▶ [SET EXERCISE]:
Look through the data below. Show each line where the string "this" occurs.

▶ [GIVEN RECORDS]:
-*-
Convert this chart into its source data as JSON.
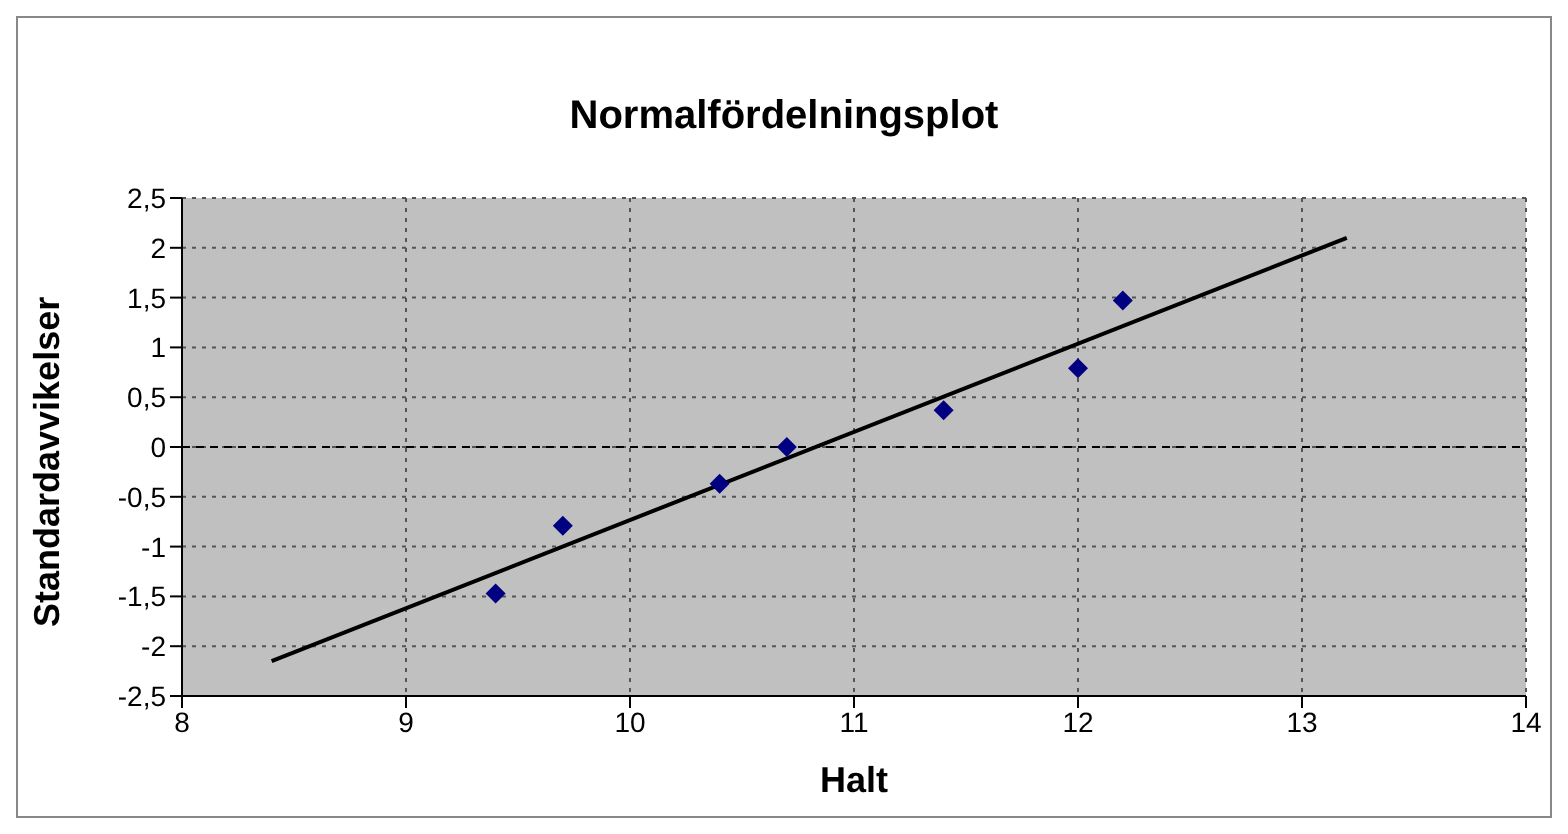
{
  "chart_data": {
    "type": "scatter",
    "title": "Normalfördelningsplot",
    "xlabel": "Halt",
    "ylabel": "Standardavvikelser",
    "series": [
      {
        "color": "#000080",
        "marker": "diamond",
        "x": [
          9.4,
          9.7,
          10.4,
          10.7,
          11.4,
          12.0,
          12.2
        ],
        "values": [
          -1.47,
          -0.79,
          -0.37,
          0,
          0.37,
          0.79,
          1.47
        ]
      },
      {
        "type": "line",
        "color": "#000000",
        "marker": "none",
        "line_style": "solid",
        "x": [
          8.4,
          13.2
        ],
        "values": [
          -2.15,
          2.1
        ]
      }
    ],
    "xlim": [
      8,
      14
    ],
    "xticks": [
      8,
      9,
      10,
      11,
      12,
      13,
      14
    ],
    "ylim": [
      -2.5,
      2.5
    ],
    "yticks": [
      {
        "value": -2.5,
        "label": "-2,5"
      },
      -2,
      {
        "value": -1.5,
        "label": "-1,5"
      },
      -1,
      {
        "value": -0.5,
        "label": "-0,5"
      },
      0,
      {
        "value": 0.5,
        "label": "0,5"
      },
      1,
      {
        "value": 1.5,
        "label": "1,5"
      },
      2,
      {
        "value": 2.5,
        "label": "2,5"
      }
    ],
    "grid": true,
    "ref_lines": [
      {
        "axis": "y",
        "value": 0,
        "color": "#000000",
        "line_style": "dashed"
      }
    ]
  }
}
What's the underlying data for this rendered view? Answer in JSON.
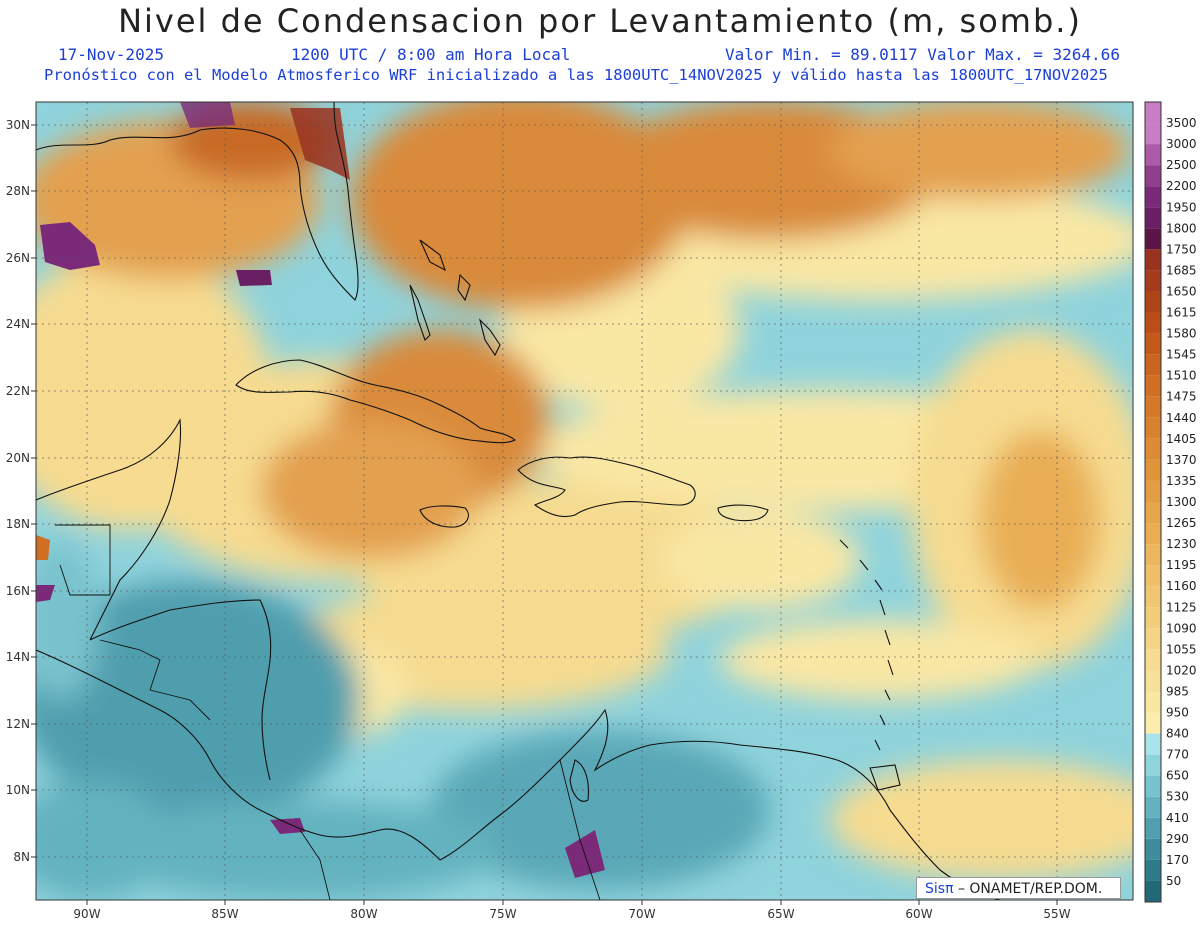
-*-
▶ [TASK SOLUTION]:
Convert this chart into its source data as JSON.
What's the underlying data for this rendered view? Answer in JSON.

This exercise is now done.